§ **Aim of the task**
Wherever a line in the data below holds "Hitzewelle", copy that line.

(Source records)

>> begin

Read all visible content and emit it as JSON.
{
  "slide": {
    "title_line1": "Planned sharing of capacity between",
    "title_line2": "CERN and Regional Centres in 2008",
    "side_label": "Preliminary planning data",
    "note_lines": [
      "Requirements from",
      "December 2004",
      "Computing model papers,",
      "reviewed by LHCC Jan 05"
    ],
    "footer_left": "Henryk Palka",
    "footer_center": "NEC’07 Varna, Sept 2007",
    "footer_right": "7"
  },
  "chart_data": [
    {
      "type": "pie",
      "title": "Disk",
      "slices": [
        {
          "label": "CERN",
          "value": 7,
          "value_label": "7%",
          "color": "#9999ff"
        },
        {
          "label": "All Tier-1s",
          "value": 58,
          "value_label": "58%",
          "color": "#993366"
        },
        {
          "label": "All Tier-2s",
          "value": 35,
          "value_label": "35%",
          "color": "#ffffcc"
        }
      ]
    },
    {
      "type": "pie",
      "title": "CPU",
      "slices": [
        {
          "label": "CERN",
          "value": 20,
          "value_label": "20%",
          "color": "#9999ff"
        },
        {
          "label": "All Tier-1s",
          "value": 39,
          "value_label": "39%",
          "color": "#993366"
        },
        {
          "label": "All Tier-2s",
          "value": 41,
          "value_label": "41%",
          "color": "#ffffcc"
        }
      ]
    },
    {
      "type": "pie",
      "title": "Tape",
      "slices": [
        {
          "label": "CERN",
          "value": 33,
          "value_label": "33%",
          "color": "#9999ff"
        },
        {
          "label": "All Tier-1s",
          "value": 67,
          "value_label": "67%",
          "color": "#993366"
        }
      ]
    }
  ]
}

>> end
>> begin

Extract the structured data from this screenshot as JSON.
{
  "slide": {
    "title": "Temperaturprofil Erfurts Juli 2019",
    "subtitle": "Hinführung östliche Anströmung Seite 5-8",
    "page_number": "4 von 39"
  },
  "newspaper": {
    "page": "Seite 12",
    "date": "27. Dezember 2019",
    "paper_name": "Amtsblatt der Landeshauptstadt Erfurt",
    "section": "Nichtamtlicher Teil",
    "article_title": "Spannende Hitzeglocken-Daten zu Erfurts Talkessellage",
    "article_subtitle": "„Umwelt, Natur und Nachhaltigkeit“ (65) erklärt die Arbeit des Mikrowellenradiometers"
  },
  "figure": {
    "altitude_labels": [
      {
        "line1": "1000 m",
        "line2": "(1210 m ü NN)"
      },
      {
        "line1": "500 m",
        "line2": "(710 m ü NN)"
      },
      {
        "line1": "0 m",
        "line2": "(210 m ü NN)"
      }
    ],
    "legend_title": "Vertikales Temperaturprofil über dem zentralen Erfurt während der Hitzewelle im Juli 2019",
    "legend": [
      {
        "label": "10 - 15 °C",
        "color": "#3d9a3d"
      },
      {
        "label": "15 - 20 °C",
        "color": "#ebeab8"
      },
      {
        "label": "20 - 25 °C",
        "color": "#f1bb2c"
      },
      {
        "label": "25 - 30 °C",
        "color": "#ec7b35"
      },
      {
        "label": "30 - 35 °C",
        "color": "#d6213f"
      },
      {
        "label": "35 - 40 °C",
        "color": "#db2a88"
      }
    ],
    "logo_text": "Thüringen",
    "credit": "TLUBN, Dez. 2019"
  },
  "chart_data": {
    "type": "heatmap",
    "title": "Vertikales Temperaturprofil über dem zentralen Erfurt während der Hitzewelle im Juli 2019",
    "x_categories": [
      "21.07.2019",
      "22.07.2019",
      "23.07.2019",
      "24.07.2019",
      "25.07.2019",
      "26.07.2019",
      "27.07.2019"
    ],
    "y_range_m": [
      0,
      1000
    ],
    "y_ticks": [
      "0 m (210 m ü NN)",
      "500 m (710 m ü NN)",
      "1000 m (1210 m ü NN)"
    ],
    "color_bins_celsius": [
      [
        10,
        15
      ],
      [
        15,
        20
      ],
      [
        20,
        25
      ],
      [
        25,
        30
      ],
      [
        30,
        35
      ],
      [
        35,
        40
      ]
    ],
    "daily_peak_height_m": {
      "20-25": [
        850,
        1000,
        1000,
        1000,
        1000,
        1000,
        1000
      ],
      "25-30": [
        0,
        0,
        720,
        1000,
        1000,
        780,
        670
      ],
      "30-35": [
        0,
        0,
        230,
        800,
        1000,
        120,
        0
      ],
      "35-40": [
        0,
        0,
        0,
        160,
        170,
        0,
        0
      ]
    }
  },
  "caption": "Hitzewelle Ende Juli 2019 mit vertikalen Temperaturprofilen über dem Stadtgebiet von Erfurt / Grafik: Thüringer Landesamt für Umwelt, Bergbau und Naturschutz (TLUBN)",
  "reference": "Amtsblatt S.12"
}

>> end
>> begin

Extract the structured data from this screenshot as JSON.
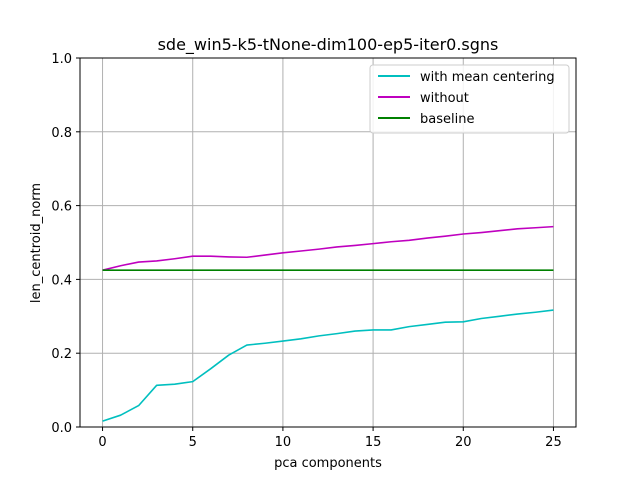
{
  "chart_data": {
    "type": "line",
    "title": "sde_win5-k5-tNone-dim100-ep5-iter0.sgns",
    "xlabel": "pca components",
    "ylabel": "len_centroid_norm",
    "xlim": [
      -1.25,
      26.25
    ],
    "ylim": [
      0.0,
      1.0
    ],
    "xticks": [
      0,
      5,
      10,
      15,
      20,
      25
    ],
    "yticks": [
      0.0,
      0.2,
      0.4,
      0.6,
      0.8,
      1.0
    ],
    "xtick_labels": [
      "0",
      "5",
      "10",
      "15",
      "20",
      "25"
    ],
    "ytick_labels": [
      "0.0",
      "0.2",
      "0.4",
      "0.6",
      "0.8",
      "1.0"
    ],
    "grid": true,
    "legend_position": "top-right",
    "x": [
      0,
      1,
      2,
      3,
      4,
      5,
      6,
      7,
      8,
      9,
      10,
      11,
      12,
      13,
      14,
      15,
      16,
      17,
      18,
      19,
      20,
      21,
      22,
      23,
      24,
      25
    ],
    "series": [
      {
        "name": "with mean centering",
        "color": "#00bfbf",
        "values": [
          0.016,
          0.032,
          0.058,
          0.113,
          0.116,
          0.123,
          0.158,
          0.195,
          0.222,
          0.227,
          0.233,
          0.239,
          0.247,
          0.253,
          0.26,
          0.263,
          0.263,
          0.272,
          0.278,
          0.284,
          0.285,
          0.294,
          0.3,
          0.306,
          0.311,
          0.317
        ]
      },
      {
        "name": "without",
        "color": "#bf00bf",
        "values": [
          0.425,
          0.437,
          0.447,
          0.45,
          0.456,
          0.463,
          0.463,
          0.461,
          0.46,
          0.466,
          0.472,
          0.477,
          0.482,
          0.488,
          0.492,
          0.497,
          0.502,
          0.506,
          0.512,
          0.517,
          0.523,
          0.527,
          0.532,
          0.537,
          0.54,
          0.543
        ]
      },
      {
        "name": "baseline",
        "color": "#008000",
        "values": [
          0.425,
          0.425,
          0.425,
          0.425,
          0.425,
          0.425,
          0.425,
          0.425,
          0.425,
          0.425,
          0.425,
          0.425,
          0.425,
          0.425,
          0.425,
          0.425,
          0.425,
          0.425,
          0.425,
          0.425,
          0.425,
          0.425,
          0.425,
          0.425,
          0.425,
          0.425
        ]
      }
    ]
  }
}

>> end

§ **Solution for this problem**
    "legend_title": "Vertikales Temperaturprofil über dem zentralen Erfurt während der Hitzewelle im Juli 2019",
    "title": "Vertikales Temperaturprofil über dem zentralen Erfurt während der Hitzewelle im Juli 2019",
  "caption": "Hitzewelle Ende Juli 2019 mit vertikalen Temperaturprofilen über dem Stadtgebiet von Erfurt / Grafik: Thüringer Landesamt für Umwelt, Bergbau und Naturschutz (TLUBN)",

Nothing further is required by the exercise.